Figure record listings
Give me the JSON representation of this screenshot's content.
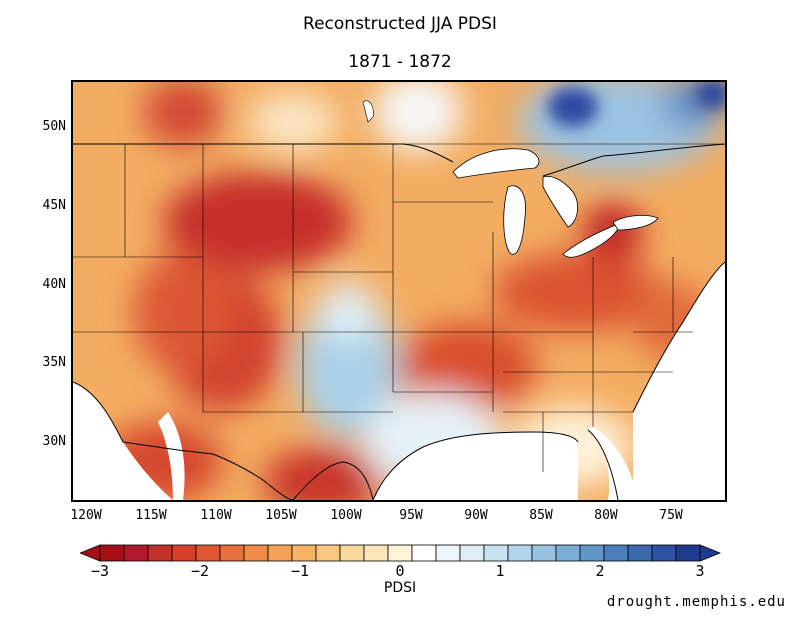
{
  "title": "Reconstructed JJA PDSI",
  "subtitle": "1871 - 1872",
  "map": {
    "lat_labels": [
      "50N",
      "45N",
      "40N",
      "35N",
      "30N"
    ],
    "lon_labels": [
      "120W",
      "115W",
      "110W",
      "105W",
      "100W",
      "95W",
      "90W",
      "85W",
      "80W",
      "75W"
    ]
  },
  "colorbar": {
    "title": "PDSI",
    "tick_labels": [
      "−3",
      "−2",
      "−1",
      "0",
      "1",
      "2",
      "3"
    ],
    "colors": [
      "#a50f15",
      "#b2182b",
      "#c33228",
      "#d6402b",
      "#e05733",
      "#e8703c",
      "#ef8a47",
      "#f4a055",
      "#f7b466",
      "#f9c77f",
      "#fbd89b",
      "#fde6b8",
      "#fef2d8",
      "#ffffff",
      "#eef5fa",
      "#deedf6",
      "#c9e2f0",
      "#b0d4ea",
      "#96c3e1",
      "#7baed6",
      "#6096c8",
      "#4a7fbb",
      "#3a68ad",
      "#2c52a0",
      "#1f3b8f"
    ]
  },
  "credit": "drought.memphis.edu"
}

> [Problem]: Except for the pictures, print the data above exactly.

> [Written response]:
Give me the JSON representation of this screenshot's content.
{
  "title": "Reconstructed JJA PDSI",
  "subtitle": "1871 - 1872",
  "map": {
    "lat_labels": [
      "50N",
      "45N",
      "40N",
      "35N",
      "30N"
    ],
    "lon_labels": [
      "120W",
      "115W",
      "110W",
      "105W",
      "100W",
      "95W",
      "90W",
      "85W",
      "80W",
      "75W"
    ]
  },
  "colorbar": {
    "title": "PDSI",
    "tick_labels": [
      "−3",
      "−2",
      "−1",
      "0",
      "1",
      "2",
      "3"
    ],
    "colors": [
      "#a50f15",
      "#b2182b",
      "#c33228",
      "#d6402b",
      "#e05733",
      "#e8703c",
      "#ef8a47",
      "#f4a055",
      "#f7b466",
      "#f9c77f",
      "#fbd89b",
      "#fde6b8",
      "#fef2d8",
      "#ffffff",
      "#eef5fa",
      "#deedf6",
      "#c9e2f0",
      "#b0d4ea",
      "#96c3e1",
      "#7baed6",
      "#6096c8",
      "#4a7fbb",
      "#3a68ad",
      "#2c52a0",
      "#1f3b8f"
    ]
  },
  "credit": "drought.memphis.edu"
}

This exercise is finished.